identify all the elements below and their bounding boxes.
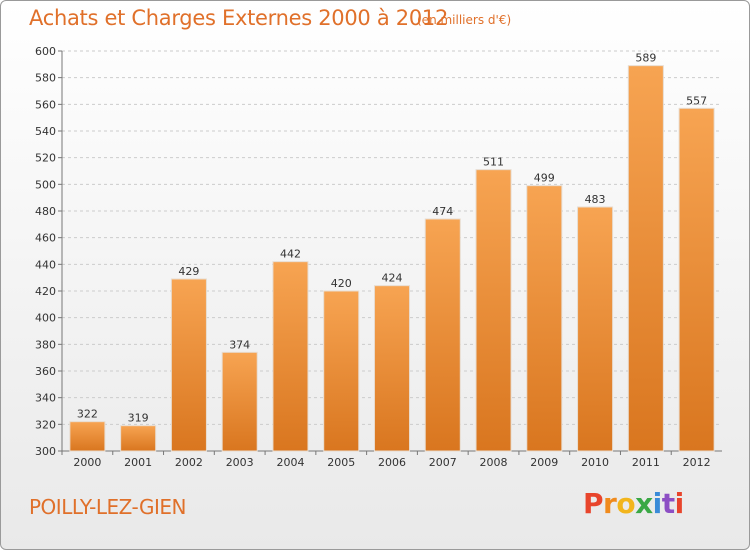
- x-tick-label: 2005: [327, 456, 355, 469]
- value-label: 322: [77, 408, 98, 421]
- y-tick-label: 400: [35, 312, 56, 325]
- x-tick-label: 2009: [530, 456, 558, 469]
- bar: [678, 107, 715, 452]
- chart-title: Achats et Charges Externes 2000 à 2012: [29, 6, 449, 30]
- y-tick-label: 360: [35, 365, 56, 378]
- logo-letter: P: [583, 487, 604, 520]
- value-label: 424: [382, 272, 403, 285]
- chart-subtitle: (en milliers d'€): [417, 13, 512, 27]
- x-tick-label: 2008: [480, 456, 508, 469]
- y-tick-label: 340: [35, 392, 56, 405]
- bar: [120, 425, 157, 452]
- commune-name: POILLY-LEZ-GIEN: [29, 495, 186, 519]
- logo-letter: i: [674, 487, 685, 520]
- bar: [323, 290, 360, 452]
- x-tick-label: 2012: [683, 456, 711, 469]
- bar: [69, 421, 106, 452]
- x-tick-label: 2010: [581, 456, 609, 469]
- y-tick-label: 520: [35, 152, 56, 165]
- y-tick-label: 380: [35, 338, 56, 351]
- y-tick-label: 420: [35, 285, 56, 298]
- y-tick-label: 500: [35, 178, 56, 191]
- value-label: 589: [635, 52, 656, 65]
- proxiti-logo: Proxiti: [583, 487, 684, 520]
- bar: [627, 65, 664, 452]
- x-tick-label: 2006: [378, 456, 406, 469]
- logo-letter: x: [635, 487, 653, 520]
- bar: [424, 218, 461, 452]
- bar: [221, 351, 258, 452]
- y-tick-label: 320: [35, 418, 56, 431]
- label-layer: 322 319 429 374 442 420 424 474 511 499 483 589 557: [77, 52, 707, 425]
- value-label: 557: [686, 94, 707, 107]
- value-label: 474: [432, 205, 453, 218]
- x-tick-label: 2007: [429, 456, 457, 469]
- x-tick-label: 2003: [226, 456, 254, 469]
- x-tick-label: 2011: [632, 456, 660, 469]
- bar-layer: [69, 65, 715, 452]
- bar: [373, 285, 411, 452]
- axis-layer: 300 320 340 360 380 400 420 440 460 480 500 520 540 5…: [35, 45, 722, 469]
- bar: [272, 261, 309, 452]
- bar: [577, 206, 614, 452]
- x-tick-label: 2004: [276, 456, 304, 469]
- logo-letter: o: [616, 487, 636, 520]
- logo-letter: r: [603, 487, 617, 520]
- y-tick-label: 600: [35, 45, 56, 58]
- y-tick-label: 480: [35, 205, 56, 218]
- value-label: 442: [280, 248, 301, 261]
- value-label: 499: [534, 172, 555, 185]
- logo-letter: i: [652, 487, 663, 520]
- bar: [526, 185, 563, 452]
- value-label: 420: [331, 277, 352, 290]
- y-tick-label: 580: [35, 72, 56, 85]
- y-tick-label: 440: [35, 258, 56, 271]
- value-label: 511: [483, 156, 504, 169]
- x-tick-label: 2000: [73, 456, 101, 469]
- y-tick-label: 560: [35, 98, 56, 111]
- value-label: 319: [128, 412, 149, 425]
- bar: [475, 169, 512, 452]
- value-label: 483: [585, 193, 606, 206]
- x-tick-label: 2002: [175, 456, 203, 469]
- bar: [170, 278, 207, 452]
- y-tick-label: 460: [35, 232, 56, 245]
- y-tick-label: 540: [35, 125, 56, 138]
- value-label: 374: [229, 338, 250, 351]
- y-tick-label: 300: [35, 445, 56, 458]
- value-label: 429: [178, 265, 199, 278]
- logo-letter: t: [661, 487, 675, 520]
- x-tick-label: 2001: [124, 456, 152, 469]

+ + + +

→ **Brief**
Put each line of the rows above into a Markdown table with two columns, No. and Line. Number the lines, skip blank ones, and leave the pictures out.

→ **Solution to this problem**
| No. | Line |
|---|---|
| 1 | identify all the elements below and their bounding boxes. |
| 2 | - x-tick-label: 2005: [327, 456, 355, 469] |
| 3 | - value-label: 322: [77, 408, 98, 421] |
| 4 | - y-tick-label: 400: [35, 312, 56, 325] |
| 5 | - x-tick-label: 2009: [530, 456, 558, 469] |
| 6 | - bar: [678, 107, 715, 452] |
| 7 | - chart-title: Achats et Charges Externes 2000 à 2012: [29, 6, 449, 30] |
| 8 | - y-tick-label: 360: [35, 365, 56, 378] |
| 9 | - logo-letter: P: [583, 487, 604, 520] |
| 10 | - value-label: 424: [382, 272, 403, 285] |
| 11 | - chart-subtitle: (en milliers d'€): [417, 13, 512, 27] |
| 12 | - x-tick-label: 2008: [480, 456, 508, 469] |
| 13 | - y-tick-label: 340: [35, 392, 56, 405] |
| 14 | - bar: [120, 425, 157, 452] |
| 15 | - commune-name: POILLY-LEZ-GIEN: [29, 495, 186, 519] |
| 16 | - logo-letter: i: [674, 487, 685, 520] |
| 17 | - bar: [323, 290, 360, 452] |
| 18 | - x-tick-label: 2012: [683, 456, 711, 469] |
| 19 | - bar: [69, 421, 106, 452] |
| 20 | - x-tick-label: 2010: [581, 456, 609, 469] |
| 21 | - y-tick-label: 520: [35, 152, 56, 165] |
| 22 | - y-tick-label: 380: [35, 338, 56, 351] |
| 23 | - y-tick-label: 420: [35, 285, 56, 298] |
| 24 | - y-tick-label: 500: [35, 178, 56, 191] |
| 25 | - value-label: 589: [635, 52, 656, 65] |
| 26 | - proxiti-logo: Proxiti: [583, 487, 684, 520] |
| 27 | - bar: [627, 65, 664, 452] |
| 28 | - x-tick-label: 2006: [378, 456, 406, 469] |
| 29 | - logo-letter: x: [635, 487, 653, 520] |
| 30 | - bar: [424, 218, 461, 452] |
| 31 | - bar: [221, 351, 258, 452] |
| 32 | - y-tick-label: 320: [35, 418, 56, 431] |
| 33 | - label-layer: 322 319 429 374 442 420 424 474 511 499 483 589 557: [77, 52, 707, 425] |
| 34 | - value-label: 557: [686, 94, 707, 107] |
| 35 | - value-label: 474: [432, 205, 453, 218] |
| 36 | - x-tick-label: 2007: [429, 456, 457, 469] |
| 37 | - x-tick-label: 2003: [226, 456, 254, 469] |
| 38 | - x-tick-label: 2011: [632, 456, 660, 469] |
| 39 | - bar-layer: [69, 65, 715, 452] |
| 40 | - bar: [373, 285, 411, 452] |
| 41 | - axis-layer: 300 320 340 360 380 400 420 440 460 480 500 520 540 5…: [35, 45, 722, 469] |
| 42 | - bar: [272, 261, 309, 452] |
| 43 | - bar: [577, 206, 614, 452] |
| 44 | - x-tick-label: 2004: [276, 456, 304, 469] |
| 45 | - logo-letter: o: [616, 487, 636, 520] |
| 46 | - logo-letter: r: [603, 487, 617, 520] |
| 47 | - y-tick-label: 600: [35, 45, 56, 58] |
| 48 | - y-tick-label: 480: [35, 205, 56, 218] |
| 49 | - value-label: 442: [280, 248, 301, 261] |
| 50 | - value-label: 499: [534, 172, 555, 185] |
| 51 | - logo-letter: i: [652, 487, 663, 520] |
| 52 | - bar: [526, 185, 563, 452] |
| 53 | - value-label: 420: [331, 277, 352, 290] |
| 54 | - y-tick-label: 580: [35, 72, 56, 85] |
| 55 | - y-tick-label: 440: [35, 258, 56, 271] |
| 56 | - value-label: 511: [483, 156, 504, 169] |
| 57 | - x-tick-label: 2000: [73, 456, 101, 469] |
| 58 | - y-tick-label: 560: [35, 98, 56, 111] |
| 59 | - value-label: 319: [128, 412, 149, 425] |
| 60 | - bar: [475, 169, 512, 452] |
| 61 | - value-label: 483: [585, 193, 606, 206] |
| 62 | - x-tick-label: 2002: [175, 456, 203, 469] |
| 63 | - bar: [170, 278, 207, 452] |
| 64 | - y-tick-label: 460: [35, 232, 56, 245] |
| 65 | - y-tick-label: 540: [35, 125, 56, 138] |
| 66 | - value-label: 374: [229, 338, 250, 351] |
| 67 | - y-tick-label: 300: [35, 445, 56, 458] |
| 68 | - value-label: 429: [178, 265, 199, 278] |
| 69 | - logo-letter: t: [661, 487, 675, 520] |
| 70 | - x-tick-label: 2001: [124, 456, 152, 469] |